— Start of Information provided —

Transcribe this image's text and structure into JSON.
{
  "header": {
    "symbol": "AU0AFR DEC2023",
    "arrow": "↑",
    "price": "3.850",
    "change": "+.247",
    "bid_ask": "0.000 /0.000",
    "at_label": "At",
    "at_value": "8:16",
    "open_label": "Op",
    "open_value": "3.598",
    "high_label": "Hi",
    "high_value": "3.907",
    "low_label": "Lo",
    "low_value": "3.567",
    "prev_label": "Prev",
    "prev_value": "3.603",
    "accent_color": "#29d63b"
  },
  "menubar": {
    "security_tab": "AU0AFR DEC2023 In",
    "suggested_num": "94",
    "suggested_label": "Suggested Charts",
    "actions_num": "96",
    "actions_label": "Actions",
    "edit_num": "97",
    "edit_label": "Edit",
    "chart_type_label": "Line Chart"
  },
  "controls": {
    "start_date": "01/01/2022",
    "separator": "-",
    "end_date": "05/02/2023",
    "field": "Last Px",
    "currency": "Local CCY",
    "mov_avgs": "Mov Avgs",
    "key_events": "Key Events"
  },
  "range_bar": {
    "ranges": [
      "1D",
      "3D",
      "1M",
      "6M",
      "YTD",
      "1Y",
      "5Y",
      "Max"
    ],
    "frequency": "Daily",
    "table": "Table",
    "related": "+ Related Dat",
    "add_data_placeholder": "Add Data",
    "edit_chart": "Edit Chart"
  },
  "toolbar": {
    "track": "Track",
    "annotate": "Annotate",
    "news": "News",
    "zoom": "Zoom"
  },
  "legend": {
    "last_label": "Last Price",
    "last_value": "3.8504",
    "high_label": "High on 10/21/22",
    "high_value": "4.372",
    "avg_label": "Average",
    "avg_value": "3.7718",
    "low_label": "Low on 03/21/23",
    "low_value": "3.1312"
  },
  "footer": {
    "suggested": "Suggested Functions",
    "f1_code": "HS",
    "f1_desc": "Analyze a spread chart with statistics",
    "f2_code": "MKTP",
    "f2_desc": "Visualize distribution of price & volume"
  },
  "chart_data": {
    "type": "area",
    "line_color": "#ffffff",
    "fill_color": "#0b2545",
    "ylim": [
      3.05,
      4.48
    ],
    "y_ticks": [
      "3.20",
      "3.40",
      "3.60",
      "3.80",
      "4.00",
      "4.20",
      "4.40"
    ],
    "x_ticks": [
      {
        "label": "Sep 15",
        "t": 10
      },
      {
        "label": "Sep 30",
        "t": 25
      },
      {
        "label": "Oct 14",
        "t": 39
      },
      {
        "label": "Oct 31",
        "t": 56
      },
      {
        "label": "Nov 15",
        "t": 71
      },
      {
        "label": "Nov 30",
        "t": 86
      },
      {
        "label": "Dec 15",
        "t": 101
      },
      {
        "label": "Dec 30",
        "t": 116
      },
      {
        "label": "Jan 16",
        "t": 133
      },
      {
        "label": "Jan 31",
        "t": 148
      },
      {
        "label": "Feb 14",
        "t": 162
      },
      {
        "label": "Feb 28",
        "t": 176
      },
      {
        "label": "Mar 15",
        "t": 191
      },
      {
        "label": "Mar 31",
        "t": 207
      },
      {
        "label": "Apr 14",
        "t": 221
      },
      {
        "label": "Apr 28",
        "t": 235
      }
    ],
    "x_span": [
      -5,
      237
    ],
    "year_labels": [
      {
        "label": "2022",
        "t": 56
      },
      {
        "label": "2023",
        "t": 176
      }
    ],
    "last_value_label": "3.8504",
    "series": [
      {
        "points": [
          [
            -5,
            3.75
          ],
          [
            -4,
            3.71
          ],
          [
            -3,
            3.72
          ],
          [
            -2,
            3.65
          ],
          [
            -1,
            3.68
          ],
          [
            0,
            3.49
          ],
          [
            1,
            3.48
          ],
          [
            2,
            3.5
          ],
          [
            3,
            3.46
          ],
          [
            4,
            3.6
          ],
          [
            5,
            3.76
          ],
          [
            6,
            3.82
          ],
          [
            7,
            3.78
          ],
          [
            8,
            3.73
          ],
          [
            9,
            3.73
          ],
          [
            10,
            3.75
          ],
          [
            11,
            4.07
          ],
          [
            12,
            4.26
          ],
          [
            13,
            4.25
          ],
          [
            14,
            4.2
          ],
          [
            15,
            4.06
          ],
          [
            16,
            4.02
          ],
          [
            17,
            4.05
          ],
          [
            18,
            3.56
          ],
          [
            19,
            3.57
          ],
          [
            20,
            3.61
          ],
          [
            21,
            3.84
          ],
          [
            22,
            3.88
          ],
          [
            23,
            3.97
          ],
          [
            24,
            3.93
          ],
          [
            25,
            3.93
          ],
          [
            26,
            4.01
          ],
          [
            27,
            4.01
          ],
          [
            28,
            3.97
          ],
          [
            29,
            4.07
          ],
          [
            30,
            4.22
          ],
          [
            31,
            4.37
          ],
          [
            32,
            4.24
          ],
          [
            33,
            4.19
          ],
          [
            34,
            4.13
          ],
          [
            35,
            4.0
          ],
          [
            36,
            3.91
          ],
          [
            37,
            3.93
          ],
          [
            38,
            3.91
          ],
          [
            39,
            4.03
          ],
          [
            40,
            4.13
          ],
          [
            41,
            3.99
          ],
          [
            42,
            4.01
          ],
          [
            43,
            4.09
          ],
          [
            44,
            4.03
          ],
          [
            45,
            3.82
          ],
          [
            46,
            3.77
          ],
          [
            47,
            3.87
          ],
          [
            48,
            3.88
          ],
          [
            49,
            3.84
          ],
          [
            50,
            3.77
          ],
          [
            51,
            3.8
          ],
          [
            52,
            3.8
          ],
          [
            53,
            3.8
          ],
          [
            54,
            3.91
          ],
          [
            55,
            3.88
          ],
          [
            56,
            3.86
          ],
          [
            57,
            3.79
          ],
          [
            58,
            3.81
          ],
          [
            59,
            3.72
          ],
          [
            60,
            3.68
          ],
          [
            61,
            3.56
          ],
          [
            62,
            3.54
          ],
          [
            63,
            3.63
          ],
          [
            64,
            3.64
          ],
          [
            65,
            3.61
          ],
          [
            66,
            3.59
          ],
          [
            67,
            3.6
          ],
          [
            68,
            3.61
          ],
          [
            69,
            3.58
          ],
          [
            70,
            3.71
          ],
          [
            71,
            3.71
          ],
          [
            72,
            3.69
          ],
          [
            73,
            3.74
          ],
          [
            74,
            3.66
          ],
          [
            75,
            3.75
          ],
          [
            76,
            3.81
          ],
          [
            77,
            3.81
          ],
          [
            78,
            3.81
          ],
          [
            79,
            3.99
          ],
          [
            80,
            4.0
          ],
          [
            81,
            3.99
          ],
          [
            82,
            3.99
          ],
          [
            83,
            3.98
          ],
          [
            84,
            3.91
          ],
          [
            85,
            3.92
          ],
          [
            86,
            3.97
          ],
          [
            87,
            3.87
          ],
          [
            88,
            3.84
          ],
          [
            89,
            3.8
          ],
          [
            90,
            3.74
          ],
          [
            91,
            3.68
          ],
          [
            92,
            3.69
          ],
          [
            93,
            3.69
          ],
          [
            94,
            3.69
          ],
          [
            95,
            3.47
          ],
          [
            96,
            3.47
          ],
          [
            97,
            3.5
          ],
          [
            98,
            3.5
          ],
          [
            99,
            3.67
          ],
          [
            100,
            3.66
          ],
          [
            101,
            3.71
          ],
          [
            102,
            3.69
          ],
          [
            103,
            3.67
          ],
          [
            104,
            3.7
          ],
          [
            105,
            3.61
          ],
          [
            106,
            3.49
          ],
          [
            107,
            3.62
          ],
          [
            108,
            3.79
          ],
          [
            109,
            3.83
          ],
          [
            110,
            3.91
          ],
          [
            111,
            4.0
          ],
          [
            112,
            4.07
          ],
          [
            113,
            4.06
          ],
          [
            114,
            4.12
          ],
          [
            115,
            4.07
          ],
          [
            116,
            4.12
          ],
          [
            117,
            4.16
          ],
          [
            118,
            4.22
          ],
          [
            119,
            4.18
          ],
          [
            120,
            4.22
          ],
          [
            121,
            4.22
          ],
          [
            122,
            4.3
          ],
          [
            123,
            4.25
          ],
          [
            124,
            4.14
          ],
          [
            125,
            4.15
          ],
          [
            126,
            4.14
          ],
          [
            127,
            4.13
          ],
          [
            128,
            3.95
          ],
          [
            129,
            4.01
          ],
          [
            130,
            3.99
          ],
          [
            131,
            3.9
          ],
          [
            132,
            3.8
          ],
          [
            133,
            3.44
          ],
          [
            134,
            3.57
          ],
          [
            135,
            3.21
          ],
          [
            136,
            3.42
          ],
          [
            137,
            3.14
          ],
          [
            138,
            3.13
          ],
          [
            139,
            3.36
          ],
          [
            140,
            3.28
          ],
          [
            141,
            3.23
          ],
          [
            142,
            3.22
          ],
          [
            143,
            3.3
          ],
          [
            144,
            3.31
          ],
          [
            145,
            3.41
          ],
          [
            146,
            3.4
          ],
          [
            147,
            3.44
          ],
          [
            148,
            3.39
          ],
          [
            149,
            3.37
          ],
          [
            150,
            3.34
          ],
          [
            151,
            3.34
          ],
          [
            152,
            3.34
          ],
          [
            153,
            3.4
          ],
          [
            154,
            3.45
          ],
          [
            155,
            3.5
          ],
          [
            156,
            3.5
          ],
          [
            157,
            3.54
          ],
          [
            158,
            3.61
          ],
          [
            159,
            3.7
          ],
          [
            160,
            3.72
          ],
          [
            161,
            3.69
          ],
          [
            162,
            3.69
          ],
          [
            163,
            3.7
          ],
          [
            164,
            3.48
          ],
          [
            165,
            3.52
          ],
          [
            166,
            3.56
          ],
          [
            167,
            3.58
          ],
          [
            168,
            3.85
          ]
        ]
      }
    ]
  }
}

— End of Information provided —
— Start of Information provided —

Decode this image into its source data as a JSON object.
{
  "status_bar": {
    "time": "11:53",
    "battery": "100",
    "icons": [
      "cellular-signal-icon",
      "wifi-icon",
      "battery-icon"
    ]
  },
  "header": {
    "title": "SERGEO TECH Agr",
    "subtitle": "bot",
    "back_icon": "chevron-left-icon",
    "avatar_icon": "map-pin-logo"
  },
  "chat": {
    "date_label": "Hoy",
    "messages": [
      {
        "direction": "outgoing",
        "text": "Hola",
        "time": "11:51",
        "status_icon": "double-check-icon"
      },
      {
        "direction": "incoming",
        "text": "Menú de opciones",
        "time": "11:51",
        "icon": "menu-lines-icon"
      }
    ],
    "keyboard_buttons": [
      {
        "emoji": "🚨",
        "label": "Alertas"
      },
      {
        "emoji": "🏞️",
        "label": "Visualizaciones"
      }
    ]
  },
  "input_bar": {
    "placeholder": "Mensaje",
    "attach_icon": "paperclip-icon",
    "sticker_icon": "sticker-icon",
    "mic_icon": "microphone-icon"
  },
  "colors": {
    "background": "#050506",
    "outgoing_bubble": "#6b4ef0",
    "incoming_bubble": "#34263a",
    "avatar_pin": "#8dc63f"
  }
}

— End of Information provided —

> [Prompt]: Each line in the entries above that includes the string "JSON" should be extracted.

> [Answer to the problem]:
Transcribe this image's text and structure into JSON.
Decode this image into its source data as a JSON object.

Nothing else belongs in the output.